(Dataset records)
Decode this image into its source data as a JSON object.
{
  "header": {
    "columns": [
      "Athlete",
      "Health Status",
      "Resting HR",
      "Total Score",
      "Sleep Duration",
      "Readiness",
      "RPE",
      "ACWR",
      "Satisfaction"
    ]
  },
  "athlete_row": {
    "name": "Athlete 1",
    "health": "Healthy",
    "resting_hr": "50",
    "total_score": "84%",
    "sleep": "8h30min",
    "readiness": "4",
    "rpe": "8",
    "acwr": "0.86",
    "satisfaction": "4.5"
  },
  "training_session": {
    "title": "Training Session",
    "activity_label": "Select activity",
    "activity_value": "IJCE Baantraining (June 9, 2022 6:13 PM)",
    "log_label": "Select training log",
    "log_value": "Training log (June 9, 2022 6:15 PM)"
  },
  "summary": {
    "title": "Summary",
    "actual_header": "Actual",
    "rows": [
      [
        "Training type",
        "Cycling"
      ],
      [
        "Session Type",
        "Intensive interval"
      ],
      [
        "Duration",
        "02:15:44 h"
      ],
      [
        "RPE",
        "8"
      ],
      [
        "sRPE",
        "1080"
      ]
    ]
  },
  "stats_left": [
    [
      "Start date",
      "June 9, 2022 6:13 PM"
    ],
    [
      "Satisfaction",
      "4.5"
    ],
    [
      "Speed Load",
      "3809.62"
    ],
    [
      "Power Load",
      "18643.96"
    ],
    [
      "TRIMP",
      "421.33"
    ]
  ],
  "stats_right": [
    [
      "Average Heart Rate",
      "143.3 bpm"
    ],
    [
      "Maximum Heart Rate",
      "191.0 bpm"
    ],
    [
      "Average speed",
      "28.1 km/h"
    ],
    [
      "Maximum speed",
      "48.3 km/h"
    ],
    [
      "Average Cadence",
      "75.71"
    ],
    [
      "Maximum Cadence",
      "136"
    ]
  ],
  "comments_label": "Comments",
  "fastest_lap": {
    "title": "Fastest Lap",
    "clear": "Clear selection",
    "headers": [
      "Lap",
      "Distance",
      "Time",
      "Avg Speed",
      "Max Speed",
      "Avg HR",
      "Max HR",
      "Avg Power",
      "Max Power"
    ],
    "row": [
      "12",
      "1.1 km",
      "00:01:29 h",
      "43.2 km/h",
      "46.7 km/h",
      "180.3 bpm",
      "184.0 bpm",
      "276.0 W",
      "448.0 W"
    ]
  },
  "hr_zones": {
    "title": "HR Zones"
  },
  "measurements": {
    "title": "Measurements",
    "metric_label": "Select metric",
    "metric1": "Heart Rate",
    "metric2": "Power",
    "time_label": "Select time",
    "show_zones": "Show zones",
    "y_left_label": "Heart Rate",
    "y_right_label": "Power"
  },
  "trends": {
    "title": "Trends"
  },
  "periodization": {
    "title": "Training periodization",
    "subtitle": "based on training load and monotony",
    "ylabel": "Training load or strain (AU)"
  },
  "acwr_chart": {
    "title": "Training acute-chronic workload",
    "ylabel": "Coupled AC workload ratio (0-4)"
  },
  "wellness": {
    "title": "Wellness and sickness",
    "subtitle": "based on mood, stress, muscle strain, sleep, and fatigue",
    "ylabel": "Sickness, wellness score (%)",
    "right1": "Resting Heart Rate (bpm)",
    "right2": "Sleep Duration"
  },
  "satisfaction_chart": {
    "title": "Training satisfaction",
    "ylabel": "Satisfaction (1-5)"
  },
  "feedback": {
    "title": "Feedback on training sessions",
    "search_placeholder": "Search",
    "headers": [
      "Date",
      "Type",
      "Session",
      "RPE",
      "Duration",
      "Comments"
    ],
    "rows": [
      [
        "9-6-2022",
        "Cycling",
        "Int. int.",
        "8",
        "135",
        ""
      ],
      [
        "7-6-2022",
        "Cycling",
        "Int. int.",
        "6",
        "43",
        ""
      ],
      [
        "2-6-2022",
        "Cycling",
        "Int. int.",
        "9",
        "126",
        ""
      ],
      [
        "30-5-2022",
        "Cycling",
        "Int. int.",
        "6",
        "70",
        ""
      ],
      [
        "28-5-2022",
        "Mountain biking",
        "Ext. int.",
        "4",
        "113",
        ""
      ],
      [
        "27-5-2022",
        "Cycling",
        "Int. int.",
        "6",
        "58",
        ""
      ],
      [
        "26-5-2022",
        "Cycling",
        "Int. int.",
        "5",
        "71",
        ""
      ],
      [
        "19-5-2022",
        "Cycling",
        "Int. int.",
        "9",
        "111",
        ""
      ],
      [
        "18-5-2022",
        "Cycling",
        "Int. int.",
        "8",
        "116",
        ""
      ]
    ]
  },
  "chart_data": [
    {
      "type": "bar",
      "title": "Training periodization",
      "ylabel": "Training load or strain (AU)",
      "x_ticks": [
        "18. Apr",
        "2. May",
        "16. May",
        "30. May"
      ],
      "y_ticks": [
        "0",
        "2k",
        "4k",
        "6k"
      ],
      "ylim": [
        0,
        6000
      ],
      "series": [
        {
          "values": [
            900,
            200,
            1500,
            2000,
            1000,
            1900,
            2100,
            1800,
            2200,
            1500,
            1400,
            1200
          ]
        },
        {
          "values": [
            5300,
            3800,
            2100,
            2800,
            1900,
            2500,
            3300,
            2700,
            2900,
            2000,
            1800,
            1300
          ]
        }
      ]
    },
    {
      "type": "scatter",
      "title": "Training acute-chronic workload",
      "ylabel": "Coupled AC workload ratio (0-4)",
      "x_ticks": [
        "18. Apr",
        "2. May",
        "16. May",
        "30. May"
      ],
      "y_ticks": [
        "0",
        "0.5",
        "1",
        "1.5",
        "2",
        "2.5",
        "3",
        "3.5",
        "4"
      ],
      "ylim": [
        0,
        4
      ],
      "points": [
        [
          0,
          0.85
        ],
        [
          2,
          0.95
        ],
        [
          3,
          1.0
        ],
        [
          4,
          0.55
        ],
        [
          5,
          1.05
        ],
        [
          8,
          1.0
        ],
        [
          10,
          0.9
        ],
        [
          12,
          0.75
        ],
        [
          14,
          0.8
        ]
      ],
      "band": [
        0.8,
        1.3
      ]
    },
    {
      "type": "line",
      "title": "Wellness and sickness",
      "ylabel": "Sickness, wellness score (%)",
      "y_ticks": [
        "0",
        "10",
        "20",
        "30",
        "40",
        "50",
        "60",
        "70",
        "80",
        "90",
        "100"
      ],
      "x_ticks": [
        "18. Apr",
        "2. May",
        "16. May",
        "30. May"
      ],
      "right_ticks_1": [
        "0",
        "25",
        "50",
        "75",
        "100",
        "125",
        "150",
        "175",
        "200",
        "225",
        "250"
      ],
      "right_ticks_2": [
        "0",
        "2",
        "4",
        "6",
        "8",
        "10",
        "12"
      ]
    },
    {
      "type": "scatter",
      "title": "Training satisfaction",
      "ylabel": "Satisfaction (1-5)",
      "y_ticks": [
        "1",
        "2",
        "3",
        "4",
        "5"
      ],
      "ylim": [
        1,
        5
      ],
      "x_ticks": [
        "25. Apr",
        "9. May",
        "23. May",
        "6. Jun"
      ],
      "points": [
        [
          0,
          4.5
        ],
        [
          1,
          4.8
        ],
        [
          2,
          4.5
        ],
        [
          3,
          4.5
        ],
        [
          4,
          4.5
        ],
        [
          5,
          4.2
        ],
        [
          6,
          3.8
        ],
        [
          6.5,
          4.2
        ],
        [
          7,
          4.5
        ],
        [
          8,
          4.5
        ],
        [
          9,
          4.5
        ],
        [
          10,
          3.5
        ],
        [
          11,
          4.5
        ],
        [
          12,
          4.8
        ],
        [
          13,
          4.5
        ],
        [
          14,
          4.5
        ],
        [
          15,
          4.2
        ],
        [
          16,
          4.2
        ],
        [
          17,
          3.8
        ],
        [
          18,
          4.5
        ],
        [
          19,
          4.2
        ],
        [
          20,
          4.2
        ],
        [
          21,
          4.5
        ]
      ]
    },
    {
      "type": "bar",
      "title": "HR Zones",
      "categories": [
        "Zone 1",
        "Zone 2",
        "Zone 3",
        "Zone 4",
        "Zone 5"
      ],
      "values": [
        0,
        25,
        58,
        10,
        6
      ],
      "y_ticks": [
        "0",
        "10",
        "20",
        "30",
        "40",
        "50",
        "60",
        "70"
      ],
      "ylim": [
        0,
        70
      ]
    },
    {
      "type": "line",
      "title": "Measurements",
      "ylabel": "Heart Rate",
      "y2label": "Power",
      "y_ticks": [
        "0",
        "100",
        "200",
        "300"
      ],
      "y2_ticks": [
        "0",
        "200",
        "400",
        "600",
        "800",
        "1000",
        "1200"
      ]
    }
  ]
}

* WRITTEN PROBLEM:
Only the number is wanted: how many lines in the entries above contain the string "Average"?

* ANSWER IN FULL:
3